> **Provided material**:
+++++
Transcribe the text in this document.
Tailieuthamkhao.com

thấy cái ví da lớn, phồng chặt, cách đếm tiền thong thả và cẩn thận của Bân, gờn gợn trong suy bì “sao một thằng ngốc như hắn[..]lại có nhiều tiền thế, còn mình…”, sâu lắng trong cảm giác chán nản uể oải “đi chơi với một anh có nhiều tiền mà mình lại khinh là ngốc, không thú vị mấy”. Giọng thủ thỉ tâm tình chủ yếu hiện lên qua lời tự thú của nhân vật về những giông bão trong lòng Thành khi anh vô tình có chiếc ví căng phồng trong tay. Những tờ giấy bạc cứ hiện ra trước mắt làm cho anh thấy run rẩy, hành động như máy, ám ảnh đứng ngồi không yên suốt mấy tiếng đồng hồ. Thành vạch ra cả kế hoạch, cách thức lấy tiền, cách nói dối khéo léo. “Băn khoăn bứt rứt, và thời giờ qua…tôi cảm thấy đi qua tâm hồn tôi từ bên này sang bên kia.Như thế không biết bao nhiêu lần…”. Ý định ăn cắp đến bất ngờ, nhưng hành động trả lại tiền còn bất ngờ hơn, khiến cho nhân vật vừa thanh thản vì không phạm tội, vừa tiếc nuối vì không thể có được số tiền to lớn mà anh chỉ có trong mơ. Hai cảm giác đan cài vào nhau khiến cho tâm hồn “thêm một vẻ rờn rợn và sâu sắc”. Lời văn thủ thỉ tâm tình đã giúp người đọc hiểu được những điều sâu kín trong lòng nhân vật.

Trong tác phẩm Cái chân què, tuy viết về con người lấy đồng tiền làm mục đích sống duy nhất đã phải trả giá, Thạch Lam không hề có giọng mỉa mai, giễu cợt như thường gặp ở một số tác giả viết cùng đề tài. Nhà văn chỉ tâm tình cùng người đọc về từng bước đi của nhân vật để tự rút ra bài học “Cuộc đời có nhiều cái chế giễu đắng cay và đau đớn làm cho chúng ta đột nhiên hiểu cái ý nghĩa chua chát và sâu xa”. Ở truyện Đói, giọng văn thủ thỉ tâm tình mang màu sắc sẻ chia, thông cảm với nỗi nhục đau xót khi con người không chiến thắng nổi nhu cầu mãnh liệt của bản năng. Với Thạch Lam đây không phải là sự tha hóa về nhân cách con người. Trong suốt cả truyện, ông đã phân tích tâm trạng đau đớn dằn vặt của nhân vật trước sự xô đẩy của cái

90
+++++
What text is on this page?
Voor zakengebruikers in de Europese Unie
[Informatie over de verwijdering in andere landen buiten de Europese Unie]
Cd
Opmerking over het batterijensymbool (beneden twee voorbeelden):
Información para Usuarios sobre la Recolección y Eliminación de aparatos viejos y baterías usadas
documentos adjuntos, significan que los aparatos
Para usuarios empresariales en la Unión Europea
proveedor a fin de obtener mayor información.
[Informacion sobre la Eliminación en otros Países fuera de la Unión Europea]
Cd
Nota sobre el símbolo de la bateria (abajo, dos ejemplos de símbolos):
+++++
> **Exercise requirements**: Read the data above. Pull out each line in which the string "Europea" appears.

> **Full response**:
Para usuarios empresariales en la Unión Europea
[Informacion sobre la Eliminación en otros Países fuera de la Unión Europea]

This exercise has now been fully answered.